===== Dataset extract =====

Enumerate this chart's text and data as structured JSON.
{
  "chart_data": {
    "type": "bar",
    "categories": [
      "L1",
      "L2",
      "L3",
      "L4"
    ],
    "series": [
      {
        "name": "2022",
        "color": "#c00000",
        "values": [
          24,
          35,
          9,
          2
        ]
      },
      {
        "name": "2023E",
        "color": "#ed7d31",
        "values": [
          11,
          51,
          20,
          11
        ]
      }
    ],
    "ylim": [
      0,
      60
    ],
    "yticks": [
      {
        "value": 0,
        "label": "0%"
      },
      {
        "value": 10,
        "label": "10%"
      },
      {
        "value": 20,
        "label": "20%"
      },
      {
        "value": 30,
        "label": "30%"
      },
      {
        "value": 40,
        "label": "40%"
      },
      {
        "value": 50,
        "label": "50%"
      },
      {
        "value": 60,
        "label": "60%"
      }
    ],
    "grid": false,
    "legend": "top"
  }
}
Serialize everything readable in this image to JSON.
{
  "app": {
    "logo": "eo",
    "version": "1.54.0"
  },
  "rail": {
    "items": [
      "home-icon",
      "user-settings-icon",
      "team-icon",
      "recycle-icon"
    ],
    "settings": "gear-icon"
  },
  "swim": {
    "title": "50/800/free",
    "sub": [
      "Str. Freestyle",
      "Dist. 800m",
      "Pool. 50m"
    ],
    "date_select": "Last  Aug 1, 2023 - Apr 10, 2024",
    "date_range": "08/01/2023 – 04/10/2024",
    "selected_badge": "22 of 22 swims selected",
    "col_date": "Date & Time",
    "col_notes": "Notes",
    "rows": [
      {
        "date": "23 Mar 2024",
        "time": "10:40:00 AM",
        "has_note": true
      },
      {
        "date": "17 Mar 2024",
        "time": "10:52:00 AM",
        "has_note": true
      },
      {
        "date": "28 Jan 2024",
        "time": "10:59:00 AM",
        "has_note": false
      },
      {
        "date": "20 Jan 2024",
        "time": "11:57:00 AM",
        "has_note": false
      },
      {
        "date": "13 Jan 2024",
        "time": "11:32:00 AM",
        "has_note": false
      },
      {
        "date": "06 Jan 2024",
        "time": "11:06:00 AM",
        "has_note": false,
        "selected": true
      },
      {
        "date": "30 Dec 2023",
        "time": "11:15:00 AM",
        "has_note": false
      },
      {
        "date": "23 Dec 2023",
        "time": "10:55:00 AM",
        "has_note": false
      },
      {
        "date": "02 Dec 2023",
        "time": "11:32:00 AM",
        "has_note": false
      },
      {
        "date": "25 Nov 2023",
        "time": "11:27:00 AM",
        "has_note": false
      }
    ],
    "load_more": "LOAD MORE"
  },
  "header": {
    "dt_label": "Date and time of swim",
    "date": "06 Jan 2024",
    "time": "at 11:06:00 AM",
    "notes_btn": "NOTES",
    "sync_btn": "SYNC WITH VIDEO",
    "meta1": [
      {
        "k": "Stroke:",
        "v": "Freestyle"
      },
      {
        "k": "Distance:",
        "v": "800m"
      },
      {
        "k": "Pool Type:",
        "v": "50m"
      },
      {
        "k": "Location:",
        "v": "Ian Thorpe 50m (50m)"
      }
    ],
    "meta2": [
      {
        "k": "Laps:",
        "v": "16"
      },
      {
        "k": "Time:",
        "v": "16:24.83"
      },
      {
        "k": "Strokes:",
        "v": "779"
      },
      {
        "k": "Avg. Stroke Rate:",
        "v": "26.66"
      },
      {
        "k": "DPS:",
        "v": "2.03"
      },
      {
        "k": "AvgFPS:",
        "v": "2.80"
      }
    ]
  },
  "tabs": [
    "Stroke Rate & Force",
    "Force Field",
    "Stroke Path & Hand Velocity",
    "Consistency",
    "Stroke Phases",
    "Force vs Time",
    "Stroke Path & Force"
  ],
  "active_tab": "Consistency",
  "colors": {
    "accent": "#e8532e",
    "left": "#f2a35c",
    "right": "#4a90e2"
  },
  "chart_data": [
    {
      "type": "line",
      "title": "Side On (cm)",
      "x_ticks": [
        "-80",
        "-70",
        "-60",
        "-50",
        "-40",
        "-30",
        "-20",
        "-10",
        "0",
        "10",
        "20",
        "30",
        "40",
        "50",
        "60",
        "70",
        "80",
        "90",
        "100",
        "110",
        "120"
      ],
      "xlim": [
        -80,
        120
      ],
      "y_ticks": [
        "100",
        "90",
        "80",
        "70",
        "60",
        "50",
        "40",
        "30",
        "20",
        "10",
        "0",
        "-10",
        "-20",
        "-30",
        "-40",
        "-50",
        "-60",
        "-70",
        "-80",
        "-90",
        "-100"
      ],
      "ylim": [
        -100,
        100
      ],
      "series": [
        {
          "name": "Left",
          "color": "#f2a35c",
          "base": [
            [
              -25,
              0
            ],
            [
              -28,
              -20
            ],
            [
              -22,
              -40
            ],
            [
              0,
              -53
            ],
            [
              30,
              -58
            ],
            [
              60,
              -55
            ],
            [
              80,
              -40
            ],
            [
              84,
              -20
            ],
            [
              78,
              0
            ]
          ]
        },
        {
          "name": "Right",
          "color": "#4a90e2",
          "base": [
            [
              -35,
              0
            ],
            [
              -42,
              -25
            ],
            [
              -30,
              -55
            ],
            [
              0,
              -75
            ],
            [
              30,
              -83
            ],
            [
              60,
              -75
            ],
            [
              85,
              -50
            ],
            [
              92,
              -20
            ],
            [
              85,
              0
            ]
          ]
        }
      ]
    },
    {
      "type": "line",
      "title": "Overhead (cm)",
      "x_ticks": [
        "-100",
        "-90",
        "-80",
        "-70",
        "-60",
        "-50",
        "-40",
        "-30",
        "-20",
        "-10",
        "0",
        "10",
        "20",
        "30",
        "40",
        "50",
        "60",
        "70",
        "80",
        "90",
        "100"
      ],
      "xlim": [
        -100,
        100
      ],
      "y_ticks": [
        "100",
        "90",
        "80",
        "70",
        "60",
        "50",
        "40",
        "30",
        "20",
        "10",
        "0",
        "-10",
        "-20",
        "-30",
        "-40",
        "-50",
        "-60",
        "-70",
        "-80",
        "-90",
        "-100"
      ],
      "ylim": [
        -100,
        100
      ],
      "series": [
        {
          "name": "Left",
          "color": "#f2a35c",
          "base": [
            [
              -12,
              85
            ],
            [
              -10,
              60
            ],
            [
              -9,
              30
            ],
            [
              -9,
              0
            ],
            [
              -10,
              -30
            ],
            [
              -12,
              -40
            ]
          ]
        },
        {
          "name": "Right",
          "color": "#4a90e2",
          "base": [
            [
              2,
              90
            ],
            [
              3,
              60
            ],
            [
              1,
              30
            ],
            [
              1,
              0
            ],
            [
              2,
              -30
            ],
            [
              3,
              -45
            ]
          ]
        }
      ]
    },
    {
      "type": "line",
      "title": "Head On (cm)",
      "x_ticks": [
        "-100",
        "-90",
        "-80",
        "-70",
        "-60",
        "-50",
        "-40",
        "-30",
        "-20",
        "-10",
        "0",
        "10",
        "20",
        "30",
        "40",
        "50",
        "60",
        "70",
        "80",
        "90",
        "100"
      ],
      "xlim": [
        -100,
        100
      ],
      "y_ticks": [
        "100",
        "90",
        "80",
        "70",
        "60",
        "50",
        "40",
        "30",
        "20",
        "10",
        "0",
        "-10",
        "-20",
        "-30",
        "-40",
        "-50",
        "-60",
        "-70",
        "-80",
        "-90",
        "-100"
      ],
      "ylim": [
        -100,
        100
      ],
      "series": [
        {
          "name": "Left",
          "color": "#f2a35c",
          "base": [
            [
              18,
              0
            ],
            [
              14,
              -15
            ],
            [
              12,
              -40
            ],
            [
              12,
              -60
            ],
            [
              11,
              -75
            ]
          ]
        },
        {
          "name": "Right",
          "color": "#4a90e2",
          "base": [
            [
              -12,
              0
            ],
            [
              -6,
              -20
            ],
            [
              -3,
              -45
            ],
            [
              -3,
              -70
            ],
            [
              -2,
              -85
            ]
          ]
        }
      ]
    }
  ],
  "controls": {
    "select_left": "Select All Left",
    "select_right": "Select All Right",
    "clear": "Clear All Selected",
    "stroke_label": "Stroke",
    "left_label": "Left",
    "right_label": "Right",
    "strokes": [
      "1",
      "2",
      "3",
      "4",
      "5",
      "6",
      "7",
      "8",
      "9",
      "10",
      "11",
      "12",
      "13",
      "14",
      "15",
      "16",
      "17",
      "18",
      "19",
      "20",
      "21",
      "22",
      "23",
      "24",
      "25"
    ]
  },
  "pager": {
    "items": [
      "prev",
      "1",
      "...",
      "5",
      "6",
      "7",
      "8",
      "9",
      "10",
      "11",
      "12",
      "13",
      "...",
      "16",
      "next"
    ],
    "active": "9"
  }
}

=====

Review the preceding data and report every line that includes the string "Consistency".

**Answer to the exercise:**
    "Consistency",
  "active_tab": "Consistency",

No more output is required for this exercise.